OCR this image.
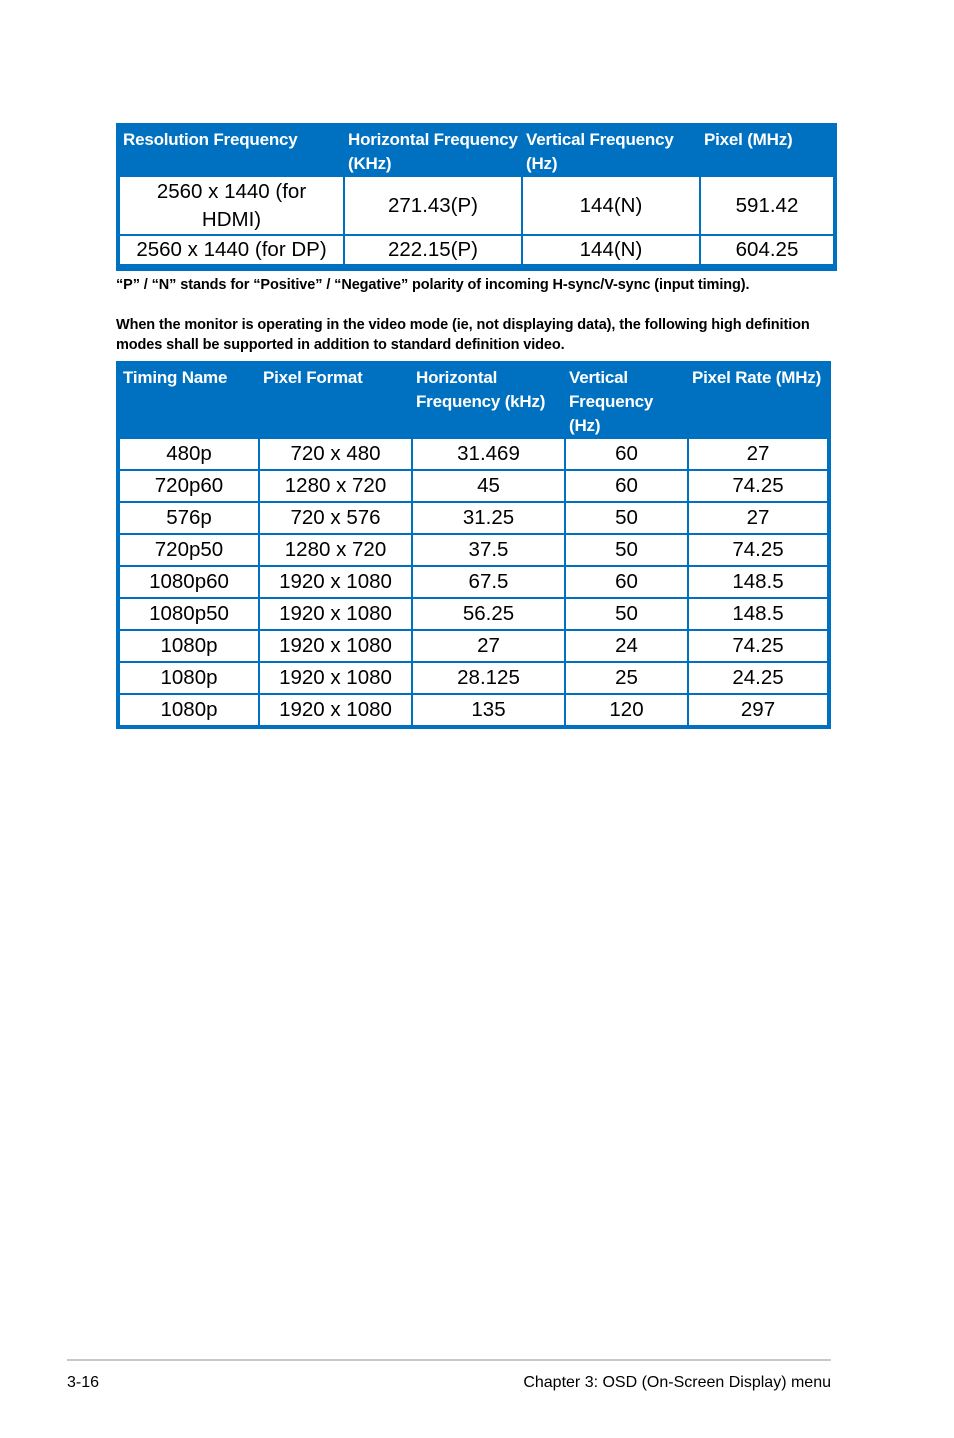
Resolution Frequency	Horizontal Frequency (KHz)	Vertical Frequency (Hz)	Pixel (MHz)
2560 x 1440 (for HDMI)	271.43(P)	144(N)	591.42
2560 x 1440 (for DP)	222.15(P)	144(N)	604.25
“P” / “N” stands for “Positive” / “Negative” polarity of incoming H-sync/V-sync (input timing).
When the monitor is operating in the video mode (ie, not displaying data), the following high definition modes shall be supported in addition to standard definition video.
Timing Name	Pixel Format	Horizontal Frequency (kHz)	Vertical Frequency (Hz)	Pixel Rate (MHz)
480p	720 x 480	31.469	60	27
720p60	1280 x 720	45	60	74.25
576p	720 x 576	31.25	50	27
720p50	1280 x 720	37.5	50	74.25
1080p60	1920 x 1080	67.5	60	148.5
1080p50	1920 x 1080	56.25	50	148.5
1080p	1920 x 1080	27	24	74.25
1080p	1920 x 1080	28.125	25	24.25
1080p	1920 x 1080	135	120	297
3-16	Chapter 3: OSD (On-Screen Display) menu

WORK TO BE COMPLETED.
Copy the data exactly. Any picture it contains is to be omitted.

RESPONSE TO THIS TASK.
OCR this image.
Resolution Frequency	Horizontal Frequency (KHz)	Vertical Frequency (Hz)	Pixel (MHz)
2560 x 1440 (for HDMI)	271.43(P)	144(N)	591.42
2560 x 1440 (for DP)	222.15(P)	144(N)	604.25
“P” / “N” stands for “Positive” / “Negative” polarity of incoming H-sync/V-sync (input timing).
When the monitor is operating in the video mode (ie, not displaying data), the following high definition modes shall be supported in addition to standard definition video.
Timing Name	Pixel Format	Horizontal Frequency (kHz)	Vertical Frequency (Hz)	Pixel Rate (MHz)
480p	720 x 480	31.469	60	27
720p60	1280 x 720	45	60	74.25
576p	720 x 576	31.25	50	27
720p50	1280 x 720	37.5	50	74.25
1080p60	1920 x 1080	67.5	60	148.5
1080p50	1920 x 1080	56.25	50	148.5
1080p	1920 x 1080	27	24	74.25
1080p	1920 x 1080	28.125	25	24.25
1080p	1920 x 1080	135	120	297
3-16	Chapter 3: OSD (On-Screen Display) menu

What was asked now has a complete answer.